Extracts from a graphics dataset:
◆ ◆ ◆

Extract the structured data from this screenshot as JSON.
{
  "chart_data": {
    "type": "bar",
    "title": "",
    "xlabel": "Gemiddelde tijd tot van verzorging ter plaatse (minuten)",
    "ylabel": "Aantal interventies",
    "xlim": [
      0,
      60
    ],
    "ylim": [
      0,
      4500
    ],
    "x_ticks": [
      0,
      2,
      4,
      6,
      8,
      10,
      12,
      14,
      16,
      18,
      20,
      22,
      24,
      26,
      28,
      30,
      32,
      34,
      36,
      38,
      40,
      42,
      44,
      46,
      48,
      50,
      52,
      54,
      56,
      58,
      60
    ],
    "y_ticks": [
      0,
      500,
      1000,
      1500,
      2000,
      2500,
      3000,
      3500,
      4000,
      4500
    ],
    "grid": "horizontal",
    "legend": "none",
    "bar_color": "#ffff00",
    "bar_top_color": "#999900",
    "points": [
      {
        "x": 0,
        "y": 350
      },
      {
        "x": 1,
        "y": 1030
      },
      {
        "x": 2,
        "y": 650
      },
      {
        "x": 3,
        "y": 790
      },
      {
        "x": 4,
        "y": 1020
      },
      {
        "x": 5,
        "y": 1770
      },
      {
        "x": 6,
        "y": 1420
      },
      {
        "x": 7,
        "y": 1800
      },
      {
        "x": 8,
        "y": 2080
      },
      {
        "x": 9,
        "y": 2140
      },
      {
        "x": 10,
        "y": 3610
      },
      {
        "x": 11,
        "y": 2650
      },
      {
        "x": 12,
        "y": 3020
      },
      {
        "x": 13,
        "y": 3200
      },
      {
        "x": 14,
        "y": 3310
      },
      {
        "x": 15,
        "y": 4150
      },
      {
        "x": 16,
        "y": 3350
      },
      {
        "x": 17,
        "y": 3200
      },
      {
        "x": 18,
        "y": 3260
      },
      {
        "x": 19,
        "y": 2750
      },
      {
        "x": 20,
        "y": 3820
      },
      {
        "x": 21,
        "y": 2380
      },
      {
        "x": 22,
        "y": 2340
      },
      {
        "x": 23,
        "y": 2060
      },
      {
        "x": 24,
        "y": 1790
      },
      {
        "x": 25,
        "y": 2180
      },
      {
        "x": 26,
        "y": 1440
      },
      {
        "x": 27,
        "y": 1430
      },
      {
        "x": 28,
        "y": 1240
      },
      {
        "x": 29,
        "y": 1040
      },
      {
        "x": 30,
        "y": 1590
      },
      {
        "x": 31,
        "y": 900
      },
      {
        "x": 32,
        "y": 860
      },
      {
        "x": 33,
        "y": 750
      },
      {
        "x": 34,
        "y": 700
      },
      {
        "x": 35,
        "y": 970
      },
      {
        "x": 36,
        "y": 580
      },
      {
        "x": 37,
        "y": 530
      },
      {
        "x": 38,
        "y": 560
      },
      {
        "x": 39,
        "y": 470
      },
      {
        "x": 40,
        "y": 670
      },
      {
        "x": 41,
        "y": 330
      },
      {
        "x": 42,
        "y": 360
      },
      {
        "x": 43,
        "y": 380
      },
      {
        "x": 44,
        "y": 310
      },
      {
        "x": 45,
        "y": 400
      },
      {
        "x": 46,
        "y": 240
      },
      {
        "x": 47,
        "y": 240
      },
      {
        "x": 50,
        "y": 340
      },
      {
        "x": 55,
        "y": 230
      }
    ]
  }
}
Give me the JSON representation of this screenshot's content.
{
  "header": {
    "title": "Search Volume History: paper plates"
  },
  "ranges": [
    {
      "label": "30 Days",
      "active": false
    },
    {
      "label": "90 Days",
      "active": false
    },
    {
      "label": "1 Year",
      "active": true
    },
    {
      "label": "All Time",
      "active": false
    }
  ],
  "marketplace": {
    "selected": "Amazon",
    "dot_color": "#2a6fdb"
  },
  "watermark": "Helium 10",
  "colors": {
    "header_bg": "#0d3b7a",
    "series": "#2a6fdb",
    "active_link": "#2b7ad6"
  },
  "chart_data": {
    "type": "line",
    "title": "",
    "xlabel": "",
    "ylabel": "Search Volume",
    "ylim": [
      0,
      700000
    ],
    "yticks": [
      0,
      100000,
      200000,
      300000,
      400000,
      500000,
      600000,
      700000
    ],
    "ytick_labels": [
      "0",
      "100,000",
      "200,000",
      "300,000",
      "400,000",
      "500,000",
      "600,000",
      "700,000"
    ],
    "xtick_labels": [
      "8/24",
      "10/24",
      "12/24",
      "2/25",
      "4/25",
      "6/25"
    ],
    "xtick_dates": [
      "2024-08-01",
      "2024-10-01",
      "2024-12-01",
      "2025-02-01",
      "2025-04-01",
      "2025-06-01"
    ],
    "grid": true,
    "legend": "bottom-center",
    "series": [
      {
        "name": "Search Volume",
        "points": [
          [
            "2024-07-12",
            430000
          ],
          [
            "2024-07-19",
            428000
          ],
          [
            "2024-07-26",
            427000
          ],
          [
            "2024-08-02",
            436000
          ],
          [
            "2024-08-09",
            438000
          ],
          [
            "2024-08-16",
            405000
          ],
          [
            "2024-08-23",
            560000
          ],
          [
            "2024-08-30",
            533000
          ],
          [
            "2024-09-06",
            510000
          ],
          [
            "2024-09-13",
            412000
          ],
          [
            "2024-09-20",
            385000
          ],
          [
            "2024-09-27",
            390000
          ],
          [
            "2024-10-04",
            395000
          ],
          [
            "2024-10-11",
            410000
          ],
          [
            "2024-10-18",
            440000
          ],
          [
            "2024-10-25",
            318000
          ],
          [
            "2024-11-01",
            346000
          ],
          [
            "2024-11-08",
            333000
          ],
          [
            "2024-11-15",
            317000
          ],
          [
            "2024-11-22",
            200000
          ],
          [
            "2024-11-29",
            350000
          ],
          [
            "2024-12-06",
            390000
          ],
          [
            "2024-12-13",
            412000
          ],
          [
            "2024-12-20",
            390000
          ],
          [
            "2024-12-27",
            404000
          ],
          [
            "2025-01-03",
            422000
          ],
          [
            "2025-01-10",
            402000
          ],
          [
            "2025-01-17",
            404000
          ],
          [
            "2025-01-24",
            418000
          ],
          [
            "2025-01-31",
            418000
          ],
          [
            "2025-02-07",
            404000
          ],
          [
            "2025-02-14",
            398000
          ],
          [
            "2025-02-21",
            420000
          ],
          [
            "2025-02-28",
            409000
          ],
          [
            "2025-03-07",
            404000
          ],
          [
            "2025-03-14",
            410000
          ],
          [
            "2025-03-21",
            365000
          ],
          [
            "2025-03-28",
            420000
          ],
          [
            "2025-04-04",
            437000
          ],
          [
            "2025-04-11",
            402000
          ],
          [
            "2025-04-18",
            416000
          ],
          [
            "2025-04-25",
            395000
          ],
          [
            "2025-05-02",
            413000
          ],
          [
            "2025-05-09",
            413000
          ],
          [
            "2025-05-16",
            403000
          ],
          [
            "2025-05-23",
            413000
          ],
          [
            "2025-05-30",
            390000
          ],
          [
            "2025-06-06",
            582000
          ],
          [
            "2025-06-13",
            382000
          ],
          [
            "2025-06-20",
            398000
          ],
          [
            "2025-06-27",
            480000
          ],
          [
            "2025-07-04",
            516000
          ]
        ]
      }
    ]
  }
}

◆ ◆ ◆

## Directions
Exactly reproduce all of the entries above.

## Solution for this problem
Extract the structured data from this screenshot as JSON.
{
  "chart_data": {
    "type": "bar",
    "title": "",
    "xlabel": "Gemiddelde tijd tot van verzorging ter plaatse (minuten)",
    "ylabel": "Aantal interventies",
    "xlim": [
      0,
      60
    ],
    "ylim": [
      0,
      4500
    ],
    "x_ticks": [
      0,
      2,
      4,
      6,
      8,
      10,
      12,
      14,
      16,
      18,
      20,
      22,
      24,
      26,
      28,
      30,
      32,
      34,
      36,
      38,
      40,
      42,
      44,
      46,
      48,
      50,
      52,
      54,
      56,
      58,
      60
    ],
    "y_ticks": [
      0,
      500,
      1000,
      1500,
      2000,
      2500,
      3000,
      3500,
      4000,
      4500
    ],
    "grid": "horizontal",
    "legend": "none",
    "bar_color": "#ffff00",
    "bar_top_color": "#999900",
    "points": [
      {
        "x": 0,
        "y": 350
      },
      {
        "x": 1,
        "y": 1030
      },
      {
        "x": 2,
        "y": 650
      },
      {
        "x": 3,
        "y": 790
      },
      {
        "x": 4,
        "y": 1020
      },
      {
        "x": 5,
        "y": 1770
      },
      {
        "x": 6,
        "y": 1420
      },
      {
        "x": 7,
        "y": 1800
      },
      {
        "x": 8,
        "y": 2080
      },
      {
        "x": 9,
        "y": 2140
      },
      {
        "x": 10,
        "y": 3610
      },
      {
        "x": 11,
        "y": 2650
      },
      {
        "x": 12,
        "y": 3020
      },
      {
        "x": 13,
        "y": 3200
      },
      {
        "x": 14,
        "y": 3310
      },
      {
        "x": 15,
        "y": 4150
      },
      {
        "x": 16,
        "y": 3350
      },
      {
        "x": 17,
        "y": 3200
      },
      {
        "x": 18,
        "y": 3260
      },
      {
        "x": 19,
        "y": 2750
      },
      {
        "x": 20,
        "y": 3820
      },
      {
        "x": 21,
        "y": 2380
      },
      {
        "x": 22,
        "y": 2340
      },
      {
        "x": 23,
        "y": 2060
      },
      {
        "x": 24,
        "y": 1790
      },
      {
        "x": 25,
        "y": 2180
      },
      {
        "x": 26,
        "y": 1440
      },
      {
        "x": 27,
        "y": 1430
      },
      {
        "x": 28,
        "y": 1240
      },
      {
        "x": 29,
        "y": 1040
      },
      {
        "x": 30,
        "y": 1590
      },
      {
        "x": 31,
        "y": 900
      },
      {
        "x": 32,
        "y": 860
      },
      {
        "x": 33,
        "y": 750
      },
      {
        "x": 34,
        "y": 700
      },
      {
        "x": 35,
        "y": 970
      },
      {
        "x": 36,
        "y": 580
      },
      {
        "x": 37,
        "y": 530
      },
      {
        "x": 38,
        "y": 560
      },
      {
        "x": 39,
        "y": 470
      },
      {
        "x": 40,
        "y": 670
      },
      {
        "x": 41,
        "y": 330
      },
      {
        "x": 42,
        "y": 360
      },
      {
        "x": 43,
        "y": 380
      },
      {
        "x": 44,
        "y": 310
      },
      {
        "x": 45,
        "y": 400
      },
      {
        "x": 46,
        "y": 240
      },
      {
        "x": 47,
        "y": 240
      },
      {
        "x": 50,
        "y": 340
      },
      {
        "x": 55,
        "y": 230
      }
    ]
  }
}
Give me the JSON representation of this screenshot's content.
{
  "header": {
    "title": "Search Volume History: paper plates"
  },
  "ranges": [
    {
      "label": "30 Days",
      "active": false
    },
    {
      "label": "90 Days",
      "active": false
    },
    {
      "label": "1 Year",
      "active": true
    },
    {
      "label": "All Time",
      "active": false
    }
  ],
  "marketplace": {
    "selected": "Amazon",
    "dot_color": "#2a6fdb"
  },
  "watermark": "Helium 10",
  "colors": {
    "header_bg": "#0d3b7a",
    "series": "#2a6fdb",
    "active_link": "#2b7ad6"
  },
  "chart_data": {
    "type": "line",
    "title": "",
    "xlabel": "",
    "ylabel": "Search Volume",
    "ylim": [
      0,
      700000
    ],
    "yticks": [
      0,
      100000,
      200000,
      300000,
      400000,
      500000,
      600000,
      700000
    ],
    "ytick_labels": [
      "0",
      "100,000",
      "200,000",
      "300,000",
      "400,000",
      "500,000",
      "600,000",
      "700,000"
    ],
    "xtick_labels": [
      "8/24",
      "10/24",
      "12/24",
      "2/25",
      "4/25",
      "6/25"
    ],
    "xtick_dates": [
      "2024-08-01",
      "2024-10-01",
      "2024-12-01",
      "2025-02-01",
      "2025-04-01",
      "2025-06-01"
    ],
    "grid": true,
    "legend": "bottom-center",
    "series": [
      {
        "name": "Search Volume",
        "points": [
          [
            "2024-07-12",
            430000
          ],
          [
            "2024-07-19",
            428000
          ],
          [
            "2024-07-26",
            427000
          ],
          [
            "2024-08-02",
            436000
          ],
          [
            "2024-08-09",
            438000
          ],
          [
            "2024-08-16",
            405000
          ],
          [
            "2024-08-23",
            560000
          ],
          [
            "2024-08-30",
            533000
          ],
          [
            "2024-09-06",
            510000
          ],
          [
            "2024-09-13",
            412000
          ],
          [
            "2024-09-20",
            385000
          ],
          [
            "2024-09-27",
            390000
          ],
          [
            "2024-10-04",
            395000
          ],
          [
            "2024-10-11",
            410000
          ],
          [
            "2024-10-18",
            440000
          ],
          [
            "2024-10-25",
            318000
          ],
          [
            "2024-11-01",
            346000
          ],
          [
            "2024-11-08",
            333000
          ],
          [
            "2024-11-15",
            317000
          ],
          [
            "2024-11-22",
            200000
          ],
          [
            "2024-11-29",
            350000
          ],
          [
            "2024-12-06",
            390000
          ],
          [
            "2024-12-13",
            412000
          ],
          [
            "2024-12-20",
            390000
          ],
          [
            "2024-12-27",
            404000
          ],
          [
            "2025-01-03",
            422000
          ],
          [
            "2025-01-10",
            402000
          ],
          [
            "2025-01-17",
            404000
          ],
          [
            "2025-01-24",
            418000
          ],
          [
            "2025-01-31",
            418000
          ],
          [
            "2025-02-07",
            404000
          ],
          [
            "2025-02-14",
            398000
          ],
          [
            "2025-02-21",
            420000
          ],
          [
            "2025-02-28",
            409000
          ],
          [
            "2025-03-07",
            404000
          ],
          [
            "2025-03-14",
            410000
          ],
          [
            "2025-03-21",
            365000
          ],
          [
            "2025-03-28",
            420000
          ],
          [
            "2025-04-04",
            437000
          ],
          [
            "2025-04-11",
            402000
          ],
          [
            "2025-04-18",
            416000
          ],
          [
            "2025-04-25",
            395000
          ],
          [
            "2025-05-02",
            413000
          ],
          [
            "2025-05-09",
            413000
          ],
          [
            "2025-05-16",
            403000
          ],
          [
            "2025-05-23",
            413000
          ],
          [
            "2025-05-30",
            390000
          ],
          [
            "2025-06-06",
            582000
          ],
          [
            "2025-06-13",
            382000
          ],
          [
            "2025-06-20",
            398000
          ],
          [
            "2025-06-27",
            480000
          ],
          [
            "2025-07-04",
            516000
          ]
        ]
      }
    ]
  }
}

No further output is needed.